[Stored data entries]
===============

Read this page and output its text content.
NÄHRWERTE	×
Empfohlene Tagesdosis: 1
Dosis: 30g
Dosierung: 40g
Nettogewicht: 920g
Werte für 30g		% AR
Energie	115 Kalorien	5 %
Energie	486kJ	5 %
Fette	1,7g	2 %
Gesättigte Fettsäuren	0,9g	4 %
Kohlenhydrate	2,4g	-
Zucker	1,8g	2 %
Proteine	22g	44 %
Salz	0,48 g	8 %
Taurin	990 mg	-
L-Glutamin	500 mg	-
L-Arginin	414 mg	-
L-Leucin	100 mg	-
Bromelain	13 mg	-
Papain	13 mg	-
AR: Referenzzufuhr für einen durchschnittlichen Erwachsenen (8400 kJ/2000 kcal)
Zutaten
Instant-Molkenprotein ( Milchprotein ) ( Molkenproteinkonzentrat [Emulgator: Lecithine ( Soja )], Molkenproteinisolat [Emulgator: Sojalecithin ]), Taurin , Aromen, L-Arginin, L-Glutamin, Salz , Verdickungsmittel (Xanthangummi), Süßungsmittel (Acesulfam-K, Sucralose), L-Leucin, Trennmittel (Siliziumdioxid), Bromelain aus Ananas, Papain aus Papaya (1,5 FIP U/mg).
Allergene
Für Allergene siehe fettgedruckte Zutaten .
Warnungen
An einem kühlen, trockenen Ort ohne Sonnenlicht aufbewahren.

===============

▶ [HOW TO COMPLETE THIS TASK]:
Take the entries above and transcribe them exactly as they stand.

▶ [TASK ANSWER]:
Read this page and output its text content.
NÄHRWERTE	×
Empfohlene Tagesdosis: 1
Dosis: 30g
Dosierung: 40g
Nettogewicht: 920g
Werte für 30g		% AR
Energie	115 Kalorien	5 %
Energie	486kJ	5 %
Fette	1,7g	2 %
Gesättigte Fettsäuren	0,9g	4 %
Kohlenhydrate	2,4g	-
Zucker	1,8g	2 %
Proteine	22g	44 %
Salz	0,48 g	8 %
Taurin	990 mg	-
L-Glutamin	500 mg	-
L-Arginin	414 mg	-
L-Leucin	100 mg	-
Bromelain	13 mg	-
Papain	13 mg	-
AR: Referenzzufuhr für einen durchschnittlichen Erwachsenen (8400 kJ/2000 kcal)
Zutaten
Instant-Molkenprotein ( Milchprotein ) ( Molkenproteinkonzentrat [Emulgator: Lecithine ( Soja )], Molkenproteinisolat [Emulgator: Sojalecithin ]), Taurin , Aromen, L-Arginin, L-Glutamin, Salz , Verdickungsmittel (Xanthangummi), Süßungsmittel (Acesulfam-K, Sucralose), L-Leucin, Trennmittel (Siliziumdioxid), Bromelain aus Ananas, Papain aus Papaya (1,5 FIP U/mg).
Allergene
Für Allergene siehe fettgedruckte Zutaten .
Warnungen
An einem kühlen, trockenen Ort ohne Sonnenlicht aufbewahren.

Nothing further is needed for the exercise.